» **Records for this task**:

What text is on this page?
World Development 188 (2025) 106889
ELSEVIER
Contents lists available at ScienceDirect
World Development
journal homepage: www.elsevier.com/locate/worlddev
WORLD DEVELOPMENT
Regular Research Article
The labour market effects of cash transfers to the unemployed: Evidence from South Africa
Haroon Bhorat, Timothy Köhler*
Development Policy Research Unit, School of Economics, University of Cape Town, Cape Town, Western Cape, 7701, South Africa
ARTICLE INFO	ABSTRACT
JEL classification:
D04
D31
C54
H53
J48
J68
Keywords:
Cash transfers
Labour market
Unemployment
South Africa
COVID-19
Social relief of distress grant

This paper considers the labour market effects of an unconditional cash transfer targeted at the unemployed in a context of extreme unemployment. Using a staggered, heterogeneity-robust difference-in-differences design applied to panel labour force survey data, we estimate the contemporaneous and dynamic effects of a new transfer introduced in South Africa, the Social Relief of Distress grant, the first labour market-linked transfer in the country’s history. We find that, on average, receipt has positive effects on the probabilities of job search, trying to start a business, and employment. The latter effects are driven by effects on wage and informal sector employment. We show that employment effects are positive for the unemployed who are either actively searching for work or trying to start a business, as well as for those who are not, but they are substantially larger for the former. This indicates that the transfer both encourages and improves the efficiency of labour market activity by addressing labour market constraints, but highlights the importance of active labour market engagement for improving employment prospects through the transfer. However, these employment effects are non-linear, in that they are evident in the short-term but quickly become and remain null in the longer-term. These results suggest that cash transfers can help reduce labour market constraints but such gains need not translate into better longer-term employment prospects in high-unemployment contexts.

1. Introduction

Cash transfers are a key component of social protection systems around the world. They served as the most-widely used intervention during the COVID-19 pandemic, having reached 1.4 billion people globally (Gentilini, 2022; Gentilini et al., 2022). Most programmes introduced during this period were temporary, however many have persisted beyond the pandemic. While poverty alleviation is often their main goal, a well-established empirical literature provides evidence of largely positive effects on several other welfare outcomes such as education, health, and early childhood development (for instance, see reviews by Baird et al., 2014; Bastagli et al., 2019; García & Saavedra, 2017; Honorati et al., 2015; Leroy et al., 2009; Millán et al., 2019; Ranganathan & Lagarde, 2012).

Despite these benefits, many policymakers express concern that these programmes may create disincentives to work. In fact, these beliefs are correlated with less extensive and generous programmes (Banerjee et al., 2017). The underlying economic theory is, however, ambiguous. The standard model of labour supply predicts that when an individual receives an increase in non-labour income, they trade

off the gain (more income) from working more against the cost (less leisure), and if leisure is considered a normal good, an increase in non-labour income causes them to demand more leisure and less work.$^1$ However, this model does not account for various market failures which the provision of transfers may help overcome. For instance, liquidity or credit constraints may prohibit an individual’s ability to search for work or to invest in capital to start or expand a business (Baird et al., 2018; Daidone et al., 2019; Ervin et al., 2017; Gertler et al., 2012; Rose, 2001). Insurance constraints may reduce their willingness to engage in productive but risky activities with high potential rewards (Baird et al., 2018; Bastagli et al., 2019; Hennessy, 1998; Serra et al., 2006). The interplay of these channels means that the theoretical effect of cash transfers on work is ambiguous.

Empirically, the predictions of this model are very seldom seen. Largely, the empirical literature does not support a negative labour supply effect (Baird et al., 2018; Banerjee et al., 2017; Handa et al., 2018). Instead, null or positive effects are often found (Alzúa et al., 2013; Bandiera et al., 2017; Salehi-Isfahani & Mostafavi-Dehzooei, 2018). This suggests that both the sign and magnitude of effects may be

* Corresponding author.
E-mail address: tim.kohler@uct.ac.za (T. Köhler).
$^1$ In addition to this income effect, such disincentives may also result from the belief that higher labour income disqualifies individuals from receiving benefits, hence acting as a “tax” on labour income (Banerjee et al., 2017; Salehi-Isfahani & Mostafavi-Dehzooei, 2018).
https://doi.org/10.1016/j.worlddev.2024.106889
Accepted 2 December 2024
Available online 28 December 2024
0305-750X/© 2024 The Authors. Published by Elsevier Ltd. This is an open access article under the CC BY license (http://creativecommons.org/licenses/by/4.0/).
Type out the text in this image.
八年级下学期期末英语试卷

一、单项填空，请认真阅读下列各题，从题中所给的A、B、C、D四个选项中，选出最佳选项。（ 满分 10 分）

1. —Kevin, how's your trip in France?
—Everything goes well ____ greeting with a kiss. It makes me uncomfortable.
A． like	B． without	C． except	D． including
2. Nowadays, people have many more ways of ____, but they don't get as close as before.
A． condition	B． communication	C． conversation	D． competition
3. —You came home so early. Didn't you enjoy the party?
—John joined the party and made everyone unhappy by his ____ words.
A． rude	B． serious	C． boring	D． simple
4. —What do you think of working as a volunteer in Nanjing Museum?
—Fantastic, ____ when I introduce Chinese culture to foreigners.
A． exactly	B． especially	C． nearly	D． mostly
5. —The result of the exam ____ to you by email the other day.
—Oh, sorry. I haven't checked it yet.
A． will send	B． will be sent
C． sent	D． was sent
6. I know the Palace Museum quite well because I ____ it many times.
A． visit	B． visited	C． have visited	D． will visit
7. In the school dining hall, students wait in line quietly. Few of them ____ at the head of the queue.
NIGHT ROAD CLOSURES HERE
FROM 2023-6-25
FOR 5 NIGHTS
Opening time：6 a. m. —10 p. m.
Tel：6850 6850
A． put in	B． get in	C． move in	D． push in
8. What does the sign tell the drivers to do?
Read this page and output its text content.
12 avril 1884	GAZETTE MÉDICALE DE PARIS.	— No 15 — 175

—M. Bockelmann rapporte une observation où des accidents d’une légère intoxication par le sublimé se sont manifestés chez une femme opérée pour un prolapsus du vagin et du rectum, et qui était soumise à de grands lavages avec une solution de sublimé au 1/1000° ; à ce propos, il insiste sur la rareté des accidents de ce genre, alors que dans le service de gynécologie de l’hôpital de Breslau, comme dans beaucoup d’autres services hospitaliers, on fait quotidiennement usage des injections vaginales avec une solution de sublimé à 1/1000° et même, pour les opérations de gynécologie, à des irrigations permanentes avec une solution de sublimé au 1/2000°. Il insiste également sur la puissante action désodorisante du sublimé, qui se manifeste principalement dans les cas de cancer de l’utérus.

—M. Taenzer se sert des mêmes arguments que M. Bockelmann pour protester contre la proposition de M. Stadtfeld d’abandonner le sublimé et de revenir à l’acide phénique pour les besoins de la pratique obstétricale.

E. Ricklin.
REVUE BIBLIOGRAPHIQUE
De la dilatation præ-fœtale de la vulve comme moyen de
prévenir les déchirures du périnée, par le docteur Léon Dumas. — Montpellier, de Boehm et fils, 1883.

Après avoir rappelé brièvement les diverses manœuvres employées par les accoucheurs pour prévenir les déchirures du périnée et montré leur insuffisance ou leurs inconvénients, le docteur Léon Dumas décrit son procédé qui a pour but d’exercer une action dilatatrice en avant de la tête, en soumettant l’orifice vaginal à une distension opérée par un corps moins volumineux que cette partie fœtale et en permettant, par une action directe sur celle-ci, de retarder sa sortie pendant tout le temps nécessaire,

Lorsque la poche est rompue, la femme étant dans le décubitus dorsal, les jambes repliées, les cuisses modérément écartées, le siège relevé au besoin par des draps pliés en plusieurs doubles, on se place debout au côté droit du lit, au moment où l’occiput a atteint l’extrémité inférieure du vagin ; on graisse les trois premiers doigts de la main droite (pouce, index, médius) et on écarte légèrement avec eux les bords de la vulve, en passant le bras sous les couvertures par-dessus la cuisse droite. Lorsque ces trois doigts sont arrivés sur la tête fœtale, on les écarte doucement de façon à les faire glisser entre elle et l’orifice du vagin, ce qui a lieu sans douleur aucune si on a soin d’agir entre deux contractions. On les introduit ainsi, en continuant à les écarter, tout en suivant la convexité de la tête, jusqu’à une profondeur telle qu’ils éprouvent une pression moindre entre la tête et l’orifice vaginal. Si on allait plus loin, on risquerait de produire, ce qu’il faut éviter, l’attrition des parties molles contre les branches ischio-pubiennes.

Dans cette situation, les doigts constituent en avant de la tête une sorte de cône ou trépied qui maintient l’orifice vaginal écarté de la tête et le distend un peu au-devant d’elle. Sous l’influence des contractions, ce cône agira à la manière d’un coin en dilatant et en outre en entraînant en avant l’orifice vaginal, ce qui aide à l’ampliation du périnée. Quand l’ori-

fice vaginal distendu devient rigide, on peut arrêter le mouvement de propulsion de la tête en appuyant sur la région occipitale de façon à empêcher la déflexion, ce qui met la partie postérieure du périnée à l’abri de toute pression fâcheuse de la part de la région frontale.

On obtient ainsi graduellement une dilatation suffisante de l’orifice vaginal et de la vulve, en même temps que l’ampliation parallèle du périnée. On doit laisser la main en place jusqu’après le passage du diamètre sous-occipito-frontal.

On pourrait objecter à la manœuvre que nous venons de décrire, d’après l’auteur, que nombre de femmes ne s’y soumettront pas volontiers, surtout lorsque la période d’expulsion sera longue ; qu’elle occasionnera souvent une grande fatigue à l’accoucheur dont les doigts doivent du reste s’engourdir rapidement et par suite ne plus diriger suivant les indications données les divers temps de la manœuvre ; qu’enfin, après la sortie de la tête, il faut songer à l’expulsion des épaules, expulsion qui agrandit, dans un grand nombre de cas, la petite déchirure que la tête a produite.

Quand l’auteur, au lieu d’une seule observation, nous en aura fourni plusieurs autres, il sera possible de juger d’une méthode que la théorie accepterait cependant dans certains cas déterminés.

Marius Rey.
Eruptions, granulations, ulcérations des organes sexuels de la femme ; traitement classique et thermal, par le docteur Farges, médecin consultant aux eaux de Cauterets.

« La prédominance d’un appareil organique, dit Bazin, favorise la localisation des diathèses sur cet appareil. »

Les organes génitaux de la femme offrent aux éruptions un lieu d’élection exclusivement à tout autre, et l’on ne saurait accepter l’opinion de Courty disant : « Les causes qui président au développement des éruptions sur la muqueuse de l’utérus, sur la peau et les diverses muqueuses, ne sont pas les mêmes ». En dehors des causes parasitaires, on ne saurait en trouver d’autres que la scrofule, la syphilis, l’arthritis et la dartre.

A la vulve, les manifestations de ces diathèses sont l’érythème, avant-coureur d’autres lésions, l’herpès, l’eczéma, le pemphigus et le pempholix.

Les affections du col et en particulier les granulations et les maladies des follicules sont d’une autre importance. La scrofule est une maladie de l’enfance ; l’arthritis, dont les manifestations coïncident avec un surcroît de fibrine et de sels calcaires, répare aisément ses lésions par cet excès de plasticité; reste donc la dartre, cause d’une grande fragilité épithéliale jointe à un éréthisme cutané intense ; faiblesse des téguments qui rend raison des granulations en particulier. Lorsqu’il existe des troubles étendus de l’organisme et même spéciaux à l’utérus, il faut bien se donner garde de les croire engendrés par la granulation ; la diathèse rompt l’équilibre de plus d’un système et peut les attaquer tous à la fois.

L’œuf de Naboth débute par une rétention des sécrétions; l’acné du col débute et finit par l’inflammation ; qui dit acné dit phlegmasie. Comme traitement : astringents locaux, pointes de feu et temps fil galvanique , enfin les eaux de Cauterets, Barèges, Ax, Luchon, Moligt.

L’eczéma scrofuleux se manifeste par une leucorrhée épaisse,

» **Aim of the exercise**:
Select every line in the records above that contains the word "What".

» **The answer**:
What text is on this page?
4. —What do you think of working as a volunteer in Nanjing Museum?
8. What does the sign tell the drivers to do?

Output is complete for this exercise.